What this task involves.
Give the number of lines that hold the string "ylabel". Nothing else is needed.

** Start of The records **

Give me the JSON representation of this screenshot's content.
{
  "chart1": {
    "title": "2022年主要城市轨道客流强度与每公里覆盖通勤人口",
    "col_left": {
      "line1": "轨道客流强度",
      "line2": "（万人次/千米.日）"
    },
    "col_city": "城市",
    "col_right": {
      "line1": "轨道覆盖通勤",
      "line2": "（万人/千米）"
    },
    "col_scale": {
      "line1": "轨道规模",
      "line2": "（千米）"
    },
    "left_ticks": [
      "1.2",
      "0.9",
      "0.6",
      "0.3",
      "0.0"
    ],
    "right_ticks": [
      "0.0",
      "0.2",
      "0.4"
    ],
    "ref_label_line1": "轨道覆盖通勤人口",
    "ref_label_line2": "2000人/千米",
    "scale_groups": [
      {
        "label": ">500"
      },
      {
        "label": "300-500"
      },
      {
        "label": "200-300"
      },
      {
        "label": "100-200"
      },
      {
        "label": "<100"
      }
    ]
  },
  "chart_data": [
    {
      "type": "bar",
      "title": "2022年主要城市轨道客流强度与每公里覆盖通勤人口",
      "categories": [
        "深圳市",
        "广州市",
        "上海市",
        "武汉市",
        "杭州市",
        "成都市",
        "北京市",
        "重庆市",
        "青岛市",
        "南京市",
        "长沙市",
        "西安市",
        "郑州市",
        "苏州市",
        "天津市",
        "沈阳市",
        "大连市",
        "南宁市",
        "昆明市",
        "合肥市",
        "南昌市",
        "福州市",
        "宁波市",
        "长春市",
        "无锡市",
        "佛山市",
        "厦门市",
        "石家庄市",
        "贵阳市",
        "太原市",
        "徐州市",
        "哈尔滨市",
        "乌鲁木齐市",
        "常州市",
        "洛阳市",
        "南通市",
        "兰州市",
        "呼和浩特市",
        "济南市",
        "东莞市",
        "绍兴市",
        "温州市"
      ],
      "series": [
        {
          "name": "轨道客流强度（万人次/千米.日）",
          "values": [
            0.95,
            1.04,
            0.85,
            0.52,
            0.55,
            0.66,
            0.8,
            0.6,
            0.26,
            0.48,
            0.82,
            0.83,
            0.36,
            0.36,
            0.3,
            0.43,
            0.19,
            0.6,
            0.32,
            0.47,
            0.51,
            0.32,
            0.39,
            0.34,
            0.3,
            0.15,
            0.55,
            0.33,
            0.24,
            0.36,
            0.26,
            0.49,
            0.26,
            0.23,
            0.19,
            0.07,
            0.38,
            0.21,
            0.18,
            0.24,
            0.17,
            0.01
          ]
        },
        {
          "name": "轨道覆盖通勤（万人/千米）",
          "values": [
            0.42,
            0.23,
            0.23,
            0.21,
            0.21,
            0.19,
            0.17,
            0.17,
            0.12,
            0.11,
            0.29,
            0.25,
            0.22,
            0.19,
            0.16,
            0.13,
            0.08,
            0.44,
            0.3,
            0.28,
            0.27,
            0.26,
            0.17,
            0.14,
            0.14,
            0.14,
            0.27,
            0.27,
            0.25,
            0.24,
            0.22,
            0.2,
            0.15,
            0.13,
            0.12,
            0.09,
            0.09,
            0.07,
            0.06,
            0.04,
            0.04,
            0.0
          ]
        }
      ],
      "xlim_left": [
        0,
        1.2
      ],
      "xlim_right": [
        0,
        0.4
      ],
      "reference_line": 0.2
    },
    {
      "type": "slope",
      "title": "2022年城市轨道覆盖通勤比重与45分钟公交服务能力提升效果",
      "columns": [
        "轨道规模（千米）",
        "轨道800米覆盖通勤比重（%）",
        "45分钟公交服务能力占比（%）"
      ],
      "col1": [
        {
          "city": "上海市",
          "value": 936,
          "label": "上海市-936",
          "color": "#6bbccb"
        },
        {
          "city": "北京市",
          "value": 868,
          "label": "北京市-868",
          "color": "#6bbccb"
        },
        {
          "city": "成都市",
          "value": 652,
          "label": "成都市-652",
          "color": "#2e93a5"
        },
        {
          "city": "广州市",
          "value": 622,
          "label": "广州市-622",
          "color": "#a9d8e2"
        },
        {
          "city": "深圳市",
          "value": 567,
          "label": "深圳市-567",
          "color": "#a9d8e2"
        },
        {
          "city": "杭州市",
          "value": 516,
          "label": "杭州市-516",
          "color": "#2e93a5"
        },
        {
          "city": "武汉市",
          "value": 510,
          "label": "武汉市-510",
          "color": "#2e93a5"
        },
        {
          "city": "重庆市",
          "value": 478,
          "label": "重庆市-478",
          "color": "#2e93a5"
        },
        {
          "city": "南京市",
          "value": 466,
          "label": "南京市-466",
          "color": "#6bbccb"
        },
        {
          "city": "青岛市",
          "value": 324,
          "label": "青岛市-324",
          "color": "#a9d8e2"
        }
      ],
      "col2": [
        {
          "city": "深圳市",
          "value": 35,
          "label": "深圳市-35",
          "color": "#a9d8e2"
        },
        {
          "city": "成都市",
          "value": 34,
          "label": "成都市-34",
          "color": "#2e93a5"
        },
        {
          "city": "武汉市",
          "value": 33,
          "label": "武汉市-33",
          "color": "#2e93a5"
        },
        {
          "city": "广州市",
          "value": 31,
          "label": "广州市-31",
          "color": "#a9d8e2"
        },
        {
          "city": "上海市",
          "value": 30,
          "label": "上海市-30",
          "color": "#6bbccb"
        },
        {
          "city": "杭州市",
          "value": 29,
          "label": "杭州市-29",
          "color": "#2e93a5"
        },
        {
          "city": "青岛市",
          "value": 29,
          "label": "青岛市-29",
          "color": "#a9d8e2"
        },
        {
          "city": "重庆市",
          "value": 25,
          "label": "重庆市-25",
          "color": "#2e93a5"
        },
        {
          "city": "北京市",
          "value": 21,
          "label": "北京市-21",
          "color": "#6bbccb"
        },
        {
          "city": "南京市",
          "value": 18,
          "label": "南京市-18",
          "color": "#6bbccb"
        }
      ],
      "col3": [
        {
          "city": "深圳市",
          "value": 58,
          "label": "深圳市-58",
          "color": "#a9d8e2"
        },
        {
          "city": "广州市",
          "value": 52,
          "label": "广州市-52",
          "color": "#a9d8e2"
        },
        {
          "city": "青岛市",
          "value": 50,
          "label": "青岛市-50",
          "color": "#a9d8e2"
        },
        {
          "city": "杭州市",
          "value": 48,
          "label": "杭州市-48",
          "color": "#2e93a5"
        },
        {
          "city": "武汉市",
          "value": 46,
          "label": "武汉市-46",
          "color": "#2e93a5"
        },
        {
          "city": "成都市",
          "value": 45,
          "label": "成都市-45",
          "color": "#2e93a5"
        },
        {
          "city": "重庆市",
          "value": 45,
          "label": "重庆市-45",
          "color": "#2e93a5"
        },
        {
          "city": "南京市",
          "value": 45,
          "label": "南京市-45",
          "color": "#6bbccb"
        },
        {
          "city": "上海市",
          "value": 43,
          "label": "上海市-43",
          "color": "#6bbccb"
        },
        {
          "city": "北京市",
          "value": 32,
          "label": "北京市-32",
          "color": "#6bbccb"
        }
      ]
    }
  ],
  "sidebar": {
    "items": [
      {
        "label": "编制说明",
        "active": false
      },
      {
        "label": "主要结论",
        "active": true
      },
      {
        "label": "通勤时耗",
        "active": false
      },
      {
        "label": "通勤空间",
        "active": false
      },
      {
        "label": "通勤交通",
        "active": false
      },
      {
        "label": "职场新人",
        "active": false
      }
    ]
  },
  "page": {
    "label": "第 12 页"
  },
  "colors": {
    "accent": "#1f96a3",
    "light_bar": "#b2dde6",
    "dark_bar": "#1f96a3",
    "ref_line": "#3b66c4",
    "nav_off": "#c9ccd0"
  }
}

** End of The records **
** Start of The records **

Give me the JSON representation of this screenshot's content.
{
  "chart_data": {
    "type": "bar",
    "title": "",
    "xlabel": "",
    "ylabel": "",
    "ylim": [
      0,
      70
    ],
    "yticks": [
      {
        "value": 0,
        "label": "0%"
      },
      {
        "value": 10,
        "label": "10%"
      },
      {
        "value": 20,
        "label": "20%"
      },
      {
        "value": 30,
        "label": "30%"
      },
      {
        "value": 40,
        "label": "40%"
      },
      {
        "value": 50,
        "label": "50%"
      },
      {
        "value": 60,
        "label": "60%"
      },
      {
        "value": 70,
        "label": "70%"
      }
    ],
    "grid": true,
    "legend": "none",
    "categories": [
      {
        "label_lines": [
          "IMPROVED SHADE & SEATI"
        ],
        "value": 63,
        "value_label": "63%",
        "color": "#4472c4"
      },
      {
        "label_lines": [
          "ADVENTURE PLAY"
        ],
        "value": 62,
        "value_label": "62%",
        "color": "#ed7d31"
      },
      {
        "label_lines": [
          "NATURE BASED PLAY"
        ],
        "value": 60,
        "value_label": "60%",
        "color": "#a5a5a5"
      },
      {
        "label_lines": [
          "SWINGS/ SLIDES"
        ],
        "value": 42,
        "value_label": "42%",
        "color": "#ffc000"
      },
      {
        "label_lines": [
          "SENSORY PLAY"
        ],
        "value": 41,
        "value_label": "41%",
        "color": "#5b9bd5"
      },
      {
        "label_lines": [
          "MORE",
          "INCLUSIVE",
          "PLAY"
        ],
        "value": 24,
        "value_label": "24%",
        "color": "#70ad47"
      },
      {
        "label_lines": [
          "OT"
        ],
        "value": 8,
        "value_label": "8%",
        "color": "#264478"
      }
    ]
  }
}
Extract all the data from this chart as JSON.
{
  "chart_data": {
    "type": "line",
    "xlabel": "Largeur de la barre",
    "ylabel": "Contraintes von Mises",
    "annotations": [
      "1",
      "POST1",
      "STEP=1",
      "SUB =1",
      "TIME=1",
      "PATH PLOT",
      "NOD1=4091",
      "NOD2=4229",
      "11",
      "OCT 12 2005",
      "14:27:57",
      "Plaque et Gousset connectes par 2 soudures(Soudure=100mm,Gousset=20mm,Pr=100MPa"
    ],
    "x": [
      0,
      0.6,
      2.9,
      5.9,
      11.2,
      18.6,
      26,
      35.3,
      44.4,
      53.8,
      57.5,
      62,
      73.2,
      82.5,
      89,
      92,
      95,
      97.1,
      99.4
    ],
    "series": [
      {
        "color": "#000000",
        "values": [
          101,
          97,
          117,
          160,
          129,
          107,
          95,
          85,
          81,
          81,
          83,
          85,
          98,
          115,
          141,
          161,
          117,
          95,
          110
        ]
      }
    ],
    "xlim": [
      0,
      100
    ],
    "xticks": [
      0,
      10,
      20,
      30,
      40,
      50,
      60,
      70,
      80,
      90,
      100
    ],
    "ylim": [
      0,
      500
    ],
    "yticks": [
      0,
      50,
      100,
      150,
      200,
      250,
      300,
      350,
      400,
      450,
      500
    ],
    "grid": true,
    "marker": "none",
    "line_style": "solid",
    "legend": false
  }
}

** End of The records **

Task result.
2